**YOUR OBJECTIVE:** Extract each line containing the string "выполнения".

--- DATA FOR THIS TASK ---

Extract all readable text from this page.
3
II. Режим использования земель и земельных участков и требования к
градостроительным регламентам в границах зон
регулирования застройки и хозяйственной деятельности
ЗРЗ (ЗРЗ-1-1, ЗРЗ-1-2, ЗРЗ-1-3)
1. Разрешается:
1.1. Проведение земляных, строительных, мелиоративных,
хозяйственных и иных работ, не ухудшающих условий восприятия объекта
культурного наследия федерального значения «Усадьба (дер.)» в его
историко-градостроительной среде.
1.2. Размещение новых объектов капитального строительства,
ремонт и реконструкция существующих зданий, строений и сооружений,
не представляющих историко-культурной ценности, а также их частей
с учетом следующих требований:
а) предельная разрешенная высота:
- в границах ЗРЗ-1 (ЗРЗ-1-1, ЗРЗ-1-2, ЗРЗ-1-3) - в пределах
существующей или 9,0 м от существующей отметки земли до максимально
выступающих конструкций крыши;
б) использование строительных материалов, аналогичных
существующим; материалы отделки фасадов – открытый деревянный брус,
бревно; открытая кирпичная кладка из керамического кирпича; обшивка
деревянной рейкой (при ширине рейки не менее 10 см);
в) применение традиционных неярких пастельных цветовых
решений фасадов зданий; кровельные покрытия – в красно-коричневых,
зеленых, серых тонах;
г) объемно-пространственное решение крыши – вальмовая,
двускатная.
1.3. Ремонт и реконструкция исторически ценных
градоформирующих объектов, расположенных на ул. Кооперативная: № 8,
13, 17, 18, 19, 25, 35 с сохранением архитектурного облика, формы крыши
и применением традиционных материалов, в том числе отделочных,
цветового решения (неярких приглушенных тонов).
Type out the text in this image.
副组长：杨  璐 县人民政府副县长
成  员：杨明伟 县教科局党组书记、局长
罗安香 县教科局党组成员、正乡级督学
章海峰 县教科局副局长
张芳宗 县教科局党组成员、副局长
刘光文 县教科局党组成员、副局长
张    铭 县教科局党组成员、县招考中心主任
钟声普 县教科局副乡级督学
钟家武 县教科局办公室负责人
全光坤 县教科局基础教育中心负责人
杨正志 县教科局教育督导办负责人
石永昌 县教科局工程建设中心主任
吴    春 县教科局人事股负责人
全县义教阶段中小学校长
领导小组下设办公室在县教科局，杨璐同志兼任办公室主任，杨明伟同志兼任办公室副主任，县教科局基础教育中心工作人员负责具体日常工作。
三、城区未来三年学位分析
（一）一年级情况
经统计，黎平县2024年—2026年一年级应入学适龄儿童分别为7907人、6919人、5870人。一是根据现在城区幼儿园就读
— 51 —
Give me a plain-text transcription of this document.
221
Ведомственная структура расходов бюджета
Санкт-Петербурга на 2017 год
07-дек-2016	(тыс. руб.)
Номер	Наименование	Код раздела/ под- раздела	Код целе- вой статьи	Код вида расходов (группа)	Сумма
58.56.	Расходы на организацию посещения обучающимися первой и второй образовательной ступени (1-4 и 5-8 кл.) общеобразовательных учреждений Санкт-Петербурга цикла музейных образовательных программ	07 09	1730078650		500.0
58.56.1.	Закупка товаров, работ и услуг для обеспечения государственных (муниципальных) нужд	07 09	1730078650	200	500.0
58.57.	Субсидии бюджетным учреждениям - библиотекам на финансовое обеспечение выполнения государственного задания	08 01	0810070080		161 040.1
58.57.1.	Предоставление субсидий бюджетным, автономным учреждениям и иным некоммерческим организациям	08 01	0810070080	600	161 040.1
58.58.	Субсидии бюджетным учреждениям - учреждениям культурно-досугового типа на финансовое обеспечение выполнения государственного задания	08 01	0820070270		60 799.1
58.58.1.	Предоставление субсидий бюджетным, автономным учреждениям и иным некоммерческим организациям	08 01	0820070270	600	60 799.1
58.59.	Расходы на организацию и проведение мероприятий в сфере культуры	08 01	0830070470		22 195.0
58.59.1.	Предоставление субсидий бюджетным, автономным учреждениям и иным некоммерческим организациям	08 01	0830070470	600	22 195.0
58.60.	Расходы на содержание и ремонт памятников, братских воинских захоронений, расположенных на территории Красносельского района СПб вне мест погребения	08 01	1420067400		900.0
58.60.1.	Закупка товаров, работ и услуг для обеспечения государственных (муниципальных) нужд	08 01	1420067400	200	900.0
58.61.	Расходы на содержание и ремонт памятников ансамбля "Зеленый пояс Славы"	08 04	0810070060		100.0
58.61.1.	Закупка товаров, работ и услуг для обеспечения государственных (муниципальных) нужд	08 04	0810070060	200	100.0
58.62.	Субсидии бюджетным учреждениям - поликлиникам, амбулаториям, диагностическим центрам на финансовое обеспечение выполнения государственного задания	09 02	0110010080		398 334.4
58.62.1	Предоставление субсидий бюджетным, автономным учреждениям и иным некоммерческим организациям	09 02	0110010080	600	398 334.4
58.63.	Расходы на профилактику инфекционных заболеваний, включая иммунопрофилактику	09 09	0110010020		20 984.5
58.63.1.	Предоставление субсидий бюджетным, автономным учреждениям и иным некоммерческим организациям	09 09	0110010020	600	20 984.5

---

**PROBLEM SOLUTION:**
58.57.	Субсидии бюджетным учреждениям - библиотекам на финансовое обеспечение выполнения государственного задания	08 01	0810070080		161 040.1
58.58.	Субсидии бюджетным учреждениям - учреждениям культурно-досугового типа на финансовое обеспечение выполнения государственного задания	08 01	0820070270		60 799.1
58.62.	Субсидии бюджетным учреждениям - поликлиникам, амбулаториям, диагностическим центрам на финансовое обеспечение выполнения государственного задания	09 02	0110010080		398 334.4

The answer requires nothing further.